(Items from a dataset)
# # # # #

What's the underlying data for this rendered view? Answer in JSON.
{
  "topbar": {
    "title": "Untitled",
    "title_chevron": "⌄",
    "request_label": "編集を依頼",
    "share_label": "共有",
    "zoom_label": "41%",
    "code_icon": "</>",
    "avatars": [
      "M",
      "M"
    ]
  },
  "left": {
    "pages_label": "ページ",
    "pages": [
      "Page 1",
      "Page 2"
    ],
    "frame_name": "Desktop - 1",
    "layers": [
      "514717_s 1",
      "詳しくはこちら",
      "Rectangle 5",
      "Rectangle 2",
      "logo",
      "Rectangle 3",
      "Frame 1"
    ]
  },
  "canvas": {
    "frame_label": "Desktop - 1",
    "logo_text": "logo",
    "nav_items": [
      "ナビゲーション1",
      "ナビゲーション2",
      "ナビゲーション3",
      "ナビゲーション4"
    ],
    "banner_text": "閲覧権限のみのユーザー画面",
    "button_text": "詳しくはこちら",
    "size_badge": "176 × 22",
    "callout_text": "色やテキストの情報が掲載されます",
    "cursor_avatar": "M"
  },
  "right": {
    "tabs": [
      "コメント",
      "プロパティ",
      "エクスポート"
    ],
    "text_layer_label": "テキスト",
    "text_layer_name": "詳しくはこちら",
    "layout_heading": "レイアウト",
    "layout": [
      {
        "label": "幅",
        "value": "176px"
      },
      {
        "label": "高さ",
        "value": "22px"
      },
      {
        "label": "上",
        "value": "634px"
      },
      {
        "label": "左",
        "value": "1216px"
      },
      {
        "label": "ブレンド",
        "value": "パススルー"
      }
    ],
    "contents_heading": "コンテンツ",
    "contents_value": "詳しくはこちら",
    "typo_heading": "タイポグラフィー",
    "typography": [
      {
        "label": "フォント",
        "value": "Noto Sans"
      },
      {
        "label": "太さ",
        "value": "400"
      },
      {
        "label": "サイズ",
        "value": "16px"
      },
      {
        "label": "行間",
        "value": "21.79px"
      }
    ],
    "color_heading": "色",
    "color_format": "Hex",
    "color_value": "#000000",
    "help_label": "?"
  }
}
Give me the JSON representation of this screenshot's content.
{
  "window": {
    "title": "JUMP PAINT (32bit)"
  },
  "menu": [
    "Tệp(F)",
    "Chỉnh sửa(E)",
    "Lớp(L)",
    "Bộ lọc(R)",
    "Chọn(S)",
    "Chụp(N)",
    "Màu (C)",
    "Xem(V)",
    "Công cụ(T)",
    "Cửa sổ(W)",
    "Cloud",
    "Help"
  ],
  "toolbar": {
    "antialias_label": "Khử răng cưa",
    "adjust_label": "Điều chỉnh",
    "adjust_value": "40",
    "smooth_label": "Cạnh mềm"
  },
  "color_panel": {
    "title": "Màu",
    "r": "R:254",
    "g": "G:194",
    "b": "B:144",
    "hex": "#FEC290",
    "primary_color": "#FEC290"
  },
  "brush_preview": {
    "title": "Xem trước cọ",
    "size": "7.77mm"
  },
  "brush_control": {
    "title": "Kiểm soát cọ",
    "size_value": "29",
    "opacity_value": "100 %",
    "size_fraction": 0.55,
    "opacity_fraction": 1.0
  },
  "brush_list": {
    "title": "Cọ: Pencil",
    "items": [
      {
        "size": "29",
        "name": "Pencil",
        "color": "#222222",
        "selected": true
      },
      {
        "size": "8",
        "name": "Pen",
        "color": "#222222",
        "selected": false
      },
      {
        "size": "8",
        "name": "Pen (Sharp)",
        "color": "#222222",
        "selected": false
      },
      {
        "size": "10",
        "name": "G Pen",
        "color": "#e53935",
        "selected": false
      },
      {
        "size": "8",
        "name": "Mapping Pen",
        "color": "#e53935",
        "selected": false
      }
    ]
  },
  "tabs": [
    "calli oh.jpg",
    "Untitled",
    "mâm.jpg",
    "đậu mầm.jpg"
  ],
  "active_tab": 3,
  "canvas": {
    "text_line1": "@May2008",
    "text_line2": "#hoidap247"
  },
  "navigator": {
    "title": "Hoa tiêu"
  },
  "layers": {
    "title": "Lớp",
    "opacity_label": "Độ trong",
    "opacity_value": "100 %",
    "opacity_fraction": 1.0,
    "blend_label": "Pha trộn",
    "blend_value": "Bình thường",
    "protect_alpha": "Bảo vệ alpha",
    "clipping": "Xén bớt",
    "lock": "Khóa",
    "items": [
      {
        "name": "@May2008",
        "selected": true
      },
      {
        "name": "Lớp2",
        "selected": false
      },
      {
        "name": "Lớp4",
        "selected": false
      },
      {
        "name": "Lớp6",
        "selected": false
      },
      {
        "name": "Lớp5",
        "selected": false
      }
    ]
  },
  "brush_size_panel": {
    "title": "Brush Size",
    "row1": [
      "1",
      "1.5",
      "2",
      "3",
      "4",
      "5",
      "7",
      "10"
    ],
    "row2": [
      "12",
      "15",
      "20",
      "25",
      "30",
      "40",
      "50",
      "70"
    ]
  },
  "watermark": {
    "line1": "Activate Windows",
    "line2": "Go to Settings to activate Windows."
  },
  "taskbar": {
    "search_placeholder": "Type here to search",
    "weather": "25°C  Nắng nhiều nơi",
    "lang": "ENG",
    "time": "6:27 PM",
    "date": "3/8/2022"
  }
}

# # # # #

Find the word "詳しくはこちら" in the entries, and copy every line it shows up in.

      "詳しくはこちら",
    "button_text": "詳しくはこちら",
    "text_layer_name": "詳しくはこちら",
    "contents_value": "詳しくはこちら",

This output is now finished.